THE TASK -> Leave the pictures out, and retype all of the material exactly as written.

┄┄┄┄┄┄

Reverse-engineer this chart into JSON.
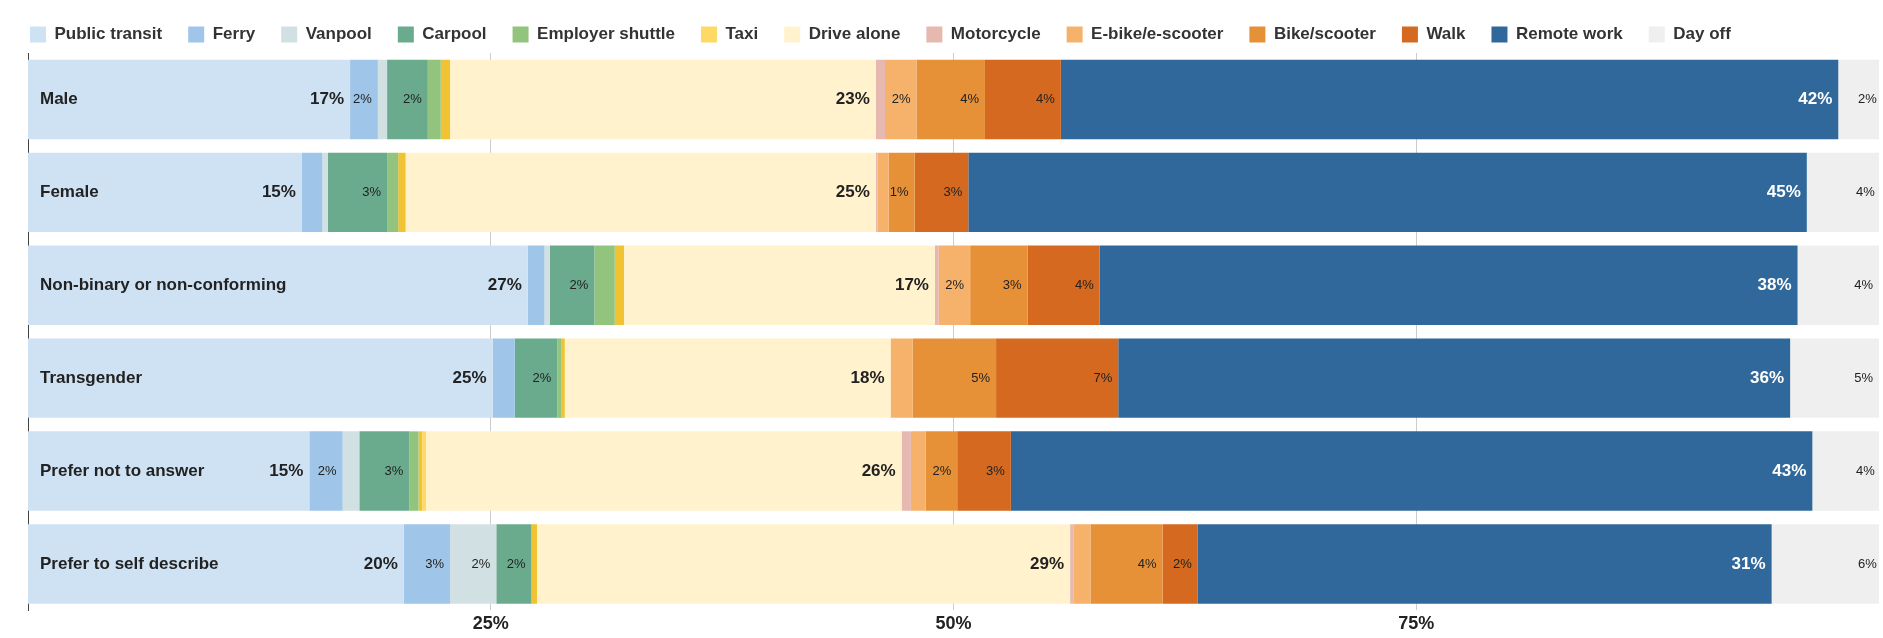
{
  "chart_data": {
    "type": "bar",
    "orientation": "horizontal",
    "stacked": true,
    "grid": "x",
    "legend": "top left",
    "categories": [
      "Male",
      "Female",
      "Non-binary or non-conforming",
      "Transgender",
      "Prefer not to answer",
      "Prefer to self describe"
    ],
    "xlim": [
      0,
      100
    ],
    "xticks": [
      {
        "value": 25,
        "label": "25%"
      },
      {
        "value": 50,
        "label": "50%"
      },
      {
        "value": 75,
        "label": "75%"
      }
    ],
    "series": [
      {
        "name": "Public transit",
        "color": "#cfe2f3",
        "values": [
          17.4,
          14.8,
          27.0,
          25.1,
          15.2,
          20.3
        ],
        "value_labels": [
          "17%",
          "15%",
          "27%",
          "25%",
          "15%",
          "20%"
        ]
      },
      {
        "name": "Ferry",
        "color": "#9fc5e8",
        "values": [
          1.5,
          1.1,
          0.9,
          1.2,
          1.8,
          2.5
        ],
        "value_labels": [
          "2%",
          null,
          null,
          null,
          "2%",
          "3%"
        ]
      },
      {
        "name": "Vanpool",
        "color": "#d0e0e3",
        "values": [
          0.5,
          0.3,
          0.3,
          0,
          0.9,
          2.5
        ],
        "value_labels": [
          null,
          null,
          null,
          null,
          null,
          "2%"
        ]
      },
      {
        "name": "Carpool",
        "color": "#6aab8e",
        "values": [
          2.2,
          3.2,
          2.4,
          2.3,
          2.7,
          1.9
        ],
        "value_labels": [
          "2%",
          "3%",
          "2%",
          "2%",
          "3%",
          "2%"
        ]
      },
      {
        "name": "Employer shuttle",
        "color": "#93c47d",
        "values": [
          0.7,
          0.6,
          1.1,
          0.2,
          0.5,
          0
        ],
        "value_labels": [
          null,
          null,
          null,
          null,
          null,
          null
        ]
      },
      {
        "color": "#f1c232",
        "values": [
          0.5,
          0.4,
          0.5,
          0.2,
          0.2,
          0.3
        ],
        "value_labels": [
          null,
          null,
          null,
          null,
          null,
          null
        ]
      },
      {
        "name": "Taxi",
        "color": "#ffd966",
        "values": [
          0,
          0,
          0,
          0,
          0.2,
          0
        ],
        "value_labels": [
          null,
          null,
          null,
          null,
          null,
          null
        ]
      },
      {
        "name": "Drive alone",
        "color": "#fff2cc",
        "values": [
          23.0,
          25.4,
          16.8,
          17.6,
          25.7,
          28.8
        ],
        "value_labels": [
          "23%",
          "25%",
          "17%",
          "18%",
          "26%",
          "29%"
        ]
      },
      {
        "name": "Motorcycle",
        "color": "#e6b8af",
        "values": [
          0.5,
          0.1,
          0.2,
          0,
          0.5,
          0.2
        ],
        "value_labels": [
          null,
          null,
          null,
          null,
          null,
          null
        ]
      },
      {
        "name": "E-bike/e-scooter",
        "color": "#f6b26b",
        "values": [
          1.7,
          0.6,
          1.7,
          1.2,
          0.8,
          0.9
        ],
        "value_labels": [
          "2%",
          null,
          "2%",
          null,
          null,
          null
        ]
      },
      {
        "name": "Bike/scooter",
        "color": "#e69138",
        "values": [
          3.7,
          1.4,
          3.1,
          4.5,
          1.7,
          3.9
        ],
        "value_labels": [
          "4%",
          "1%",
          "3%",
          "5%",
          "2%",
          "4%"
        ]
      },
      {
        "name": "Walk",
        "color": "#d4691f",
        "values": [
          4.1,
          2.9,
          3.9,
          6.6,
          2.9,
          1.9
        ],
        "value_labels": [
          "4%",
          "3%",
          "4%",
          "7%",
          "3%",
          "2%"
        ]
      },
      {
        "name": "Remote work",
        "color": "#31689b",
        "values": [
          42.0,
          45.3,
          37.7,
          36.3,
          43.3,
          31.0
        ],
        "value_labels": [
          "42%",
          "45%",
          "38%",
          "36%",
          "43%",
          "31%"
        ]
      },
      {
        "name": "Day off",
        "color": "#efefef",
        "values": [
          2.4,
          4.0,
          4.4,
          4.8,
          3.7,
          6.0
        ],
        "value_labels": [
          "2%",
          "4%",
          "4%",
          "5%",
          "4%",
          "6%"
        ]
      }
    ]
  }
}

┄┄┄┄┄┄

RESULT BELOW ->
Reverse-engineer this chart into JSON.
{
  "chart_data": {
    "type": "bar",
    "orientation": "horizontal",
    "stacked": true,
    "grid": "x",
    "legend": "top left",
    "categories": [
      "Male",
      "Female",
      "Non-binary or non-conforming",
      "Transgender",
      "Prefer not to answer",
      "Prefer to self describe"
    ],
    "xlim": [
      0,
      100
    ],
    "xticks": [
      {
        "value": 25,
        "label": "25%"
      },
      {
        "value": 50,
        "label": "50%"
      },
      {
        "value": 75,
        "label": "75%"
      }
    ],
    "series": [
      {
        "name": "Public transit",
        "color": "#cfe2f3",
        "values": [
          17.4,
          14.8,
          27.0,
          25.1,
          15.2,
          20.3
        ],
        "value_labels": [
          "17%",
          "15%",
          "27%",
          "25%",
          "15%",
          "20%"
        ]
      },
      {
        "name": "Ferry",
        "color": "#9fc5e8",
        "values": [
          1.5,
          1.1,
          0.9,
          1.2,
          1.8,
          2.5
        ],
        "value_labels": [
          "2%",
          null,
          null,
          null,
          "2%",
          "3%"
        ]
      },
      {
        "name": "Vanpool",
        "color": "#d0e0e3",
        "values": [
          0.5,
          0.3,
          0.3,
          0,
          0.9,
          2.5
        ],
        "value_labels": [
          null,
          null,
          null,
          null,
          null,
          "2%"
        ]
      },
      {
        "name": "Carpool",
        "color": "#6aab8e",
        "values": [
          2.2,
          3.2,
          2.4,
          2.3,
          2.7,
          1.9
        ],
        "value_labels": [
          "2%",
          "3%",
          "2%",
          "2%",
          "3%",
          "2%"
        ]
      },
      {
        "name": "Employer shuttle",
        "color": "#93c47d",
        "values": [
          0.7,
          0.6,
          1.1,
          0.2,
          0.5,
          0
        ],
        "value_labels": [
          null,
          null,
          null,
          null,
          null,
          null
        ]
      },
      {
        "color": "#f1c232",
        "values": [
          0.5,
          0.4,
          0.5,
          0.2,
          0.2,
          0.3
        ],
        "value_labels": [
          null,
          null,
          null,
          null,
          null,
          null
        ]
      },
      {
        "name": "Taxi",
        "color": "#ffd966",
        "values": [
          0,
          0,
          0,
          0,
          0.2,
          0
        ],
        "value_labels": [
          null,
          null,
          null,
          null,
          null,
          null
        ]
      },
      {
        "name": "Drive alone",
        "color": "#fff2cc",
        "values": [
          23.0,
          25.4,
          16.8,
          17.6,
          25.7,
          28.8
        ],
        "value_labels": [
          "23%",
          "25%",
          "17%",
          "18%",
          "26%",
          "29%"
        ]
      },
      {
        "name": "Motorcycle",
        "color": "#e6b8af",
        "values": [
          0.5,
          0.1,
          0.2,
          0,
          0.5,
          0.2
        ],
        "value_labels": [
          null,
          null,
          null,
          null,
          null,
          null
        ]
      },
      {
        "name": "E-bike/e-scooter",
        "color": "#f6b26b",
        "values": [
          1.7,
          0.6,
          1.7,
          1.2,
          0.8,
          0.9
        ],
        "value_labels": [
          "2%",
          null,
          "2%",
          null,
          null,
          null
        ]
      },
      {
        "name": "Bike/scooter",
        "color": "#e69138",
        "values": [
          3.7,
          1.4,
          3.1,
          4.5,
          1.7,
          3.9
        ],
        "value_labels": [
          "4%",
          "1%",
          "3%",
          "5%",
          "2%",
          "4%"
        ]
      },
      {
        "name": "Walk",
        "color": "#d4691f",
        "values": [
          4.1,
          2.9,
          3.9,
          6.6,
          2.9,
          1.9
        ],
        "value_labels": [
          "4%",
          "3%",
          "4%",
          "7%",
          "3%",
          "2%"
        ]
      },
      {
        "name": "Remote work",
        "color": "#31689b",
        "values": [
          42.0,
          45.3,
          37.7,
          36.3,
          43.3,
          31.0
        ],
        "value_labels": [
          "42%",
          "45%",
          "38%",
          "36%",
          "43%",
          "31%"
        ]
      },
      {
        "name": "Day off",
        "color": "#efefef",
        "values": [
          2.4,
          4.0,
          4.4,
          4.8,
          3.7,
          6.0
        ],
        "value_labels": [
          "2%",
          "4%",
          "4%",
          "5%",
          "4%",
          "6%"
        ]
      }
    ]
  }
}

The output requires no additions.